- Reading text:
The camp had existed till the Soviet and Polish armies entered Łódź, that is, till 19 January 1945. It was not possible for the main repressors of the camp to escape – they were caught and arrested. Edward August and Sydom Bayer, responsible for torturing and death of children, were sentenced to death penalty and killed. However, a lot of German guards managed to escape. A few of them were used as collaborators of the Security Office. Among them – Eugenia Phol who, as a collaborator of the Security Office, and later the Security Service, was protected by the services. She changed her surname into Pol and worked in various plants in Łódź. She was also an activist in the Union of Fighters for Freedom and Democracy in Łódź, in which she was a cook for the children’s camp in Łódź helping children. However, in the 70s of the last century the security services took the ‘protective umbrella’ off her. Why? Because today it is not known. She was recognized as a cruel repressor. According to testimonies of lots of imprisoned children, she bullied them, whereas she caused death of 2 girls. During a court trial she did not deny that she had worked in the camp, but she claimed that she had mainly helped. In a report by Zbigniew Ostrowski on the radio, she insisted on being innocent and the fact that she had been made a scapegoat. She was sentenced to 25 years of imprisonment in 1975. She was acquitted at the beginning of the 90s.

- Exercise instructions:
**1.** Decide whether each statement agrees with the passage on the Łódź camp. Answer yes or no, and quote the words from the passage that decide it.
(a) The camp existed until 19 January 1945.
(b) All of the German guards were caught.
(c) Eugenia Phol admitted during her trial that she had worked in the camp.
**2.** Answer these questions from the passage on the Łódź camp, one answer per line.
(a) Which two people were sentenced to death?
(b) To what surname did Eugenia Phol change her name?
(c) In what year was she sentenced, and to how many years of imprisonment?
**3.** Carry on the passage on the Łódź camp from its last sentence.

- Material provided:
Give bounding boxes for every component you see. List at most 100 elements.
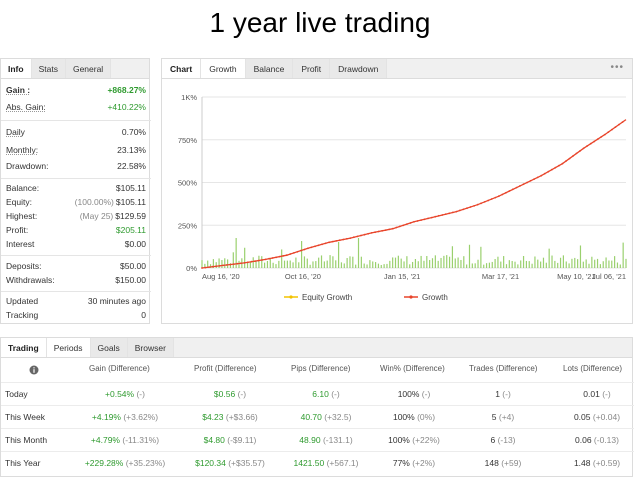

- Written answers:
**1.**
(a) Yes: "The camp had existed till the Soviet and Polish armies entered Łódź, that is, till 19 January 1945."
(b) No: "However, a lot of German guards managed to escape."
(c) Yes: "During a court trial she did not deny that she had worked in the camp"

**2.**
(a) Edward August and Sydom Bayer
(b) Pol
(c) 1975, 25 years

**3.**
In the 50s and later on the area of the camp, an estate housing was built. Barracks where children were imprisoned, were pulled down. Only a few buildings remained – including the workplace of the commander of the camp – which are a private property today. In 1971 a monument of Children’s Martyrdom was created, commonly called a monument of a Broken Heart. Also a fence from concrete was put up which symbolizes the fence of the camp, although it is, similarly as the monument, out of its area. It is 6 years since the archdiocese Łódź has been organizing prayers in the intention of murdered children. There is also a remembrance march to the camp which begins in various churches every year. It is attended by those who survived the camp as children and inhabitants of Łódź: children and youth as well as adults. In a nearby primary school, situated on the area of the former camp, there is a remembrance chamber devoted to the camp children.

Translated by Aneta Amrozik

Niedziela 5/2019 (3 II 2019)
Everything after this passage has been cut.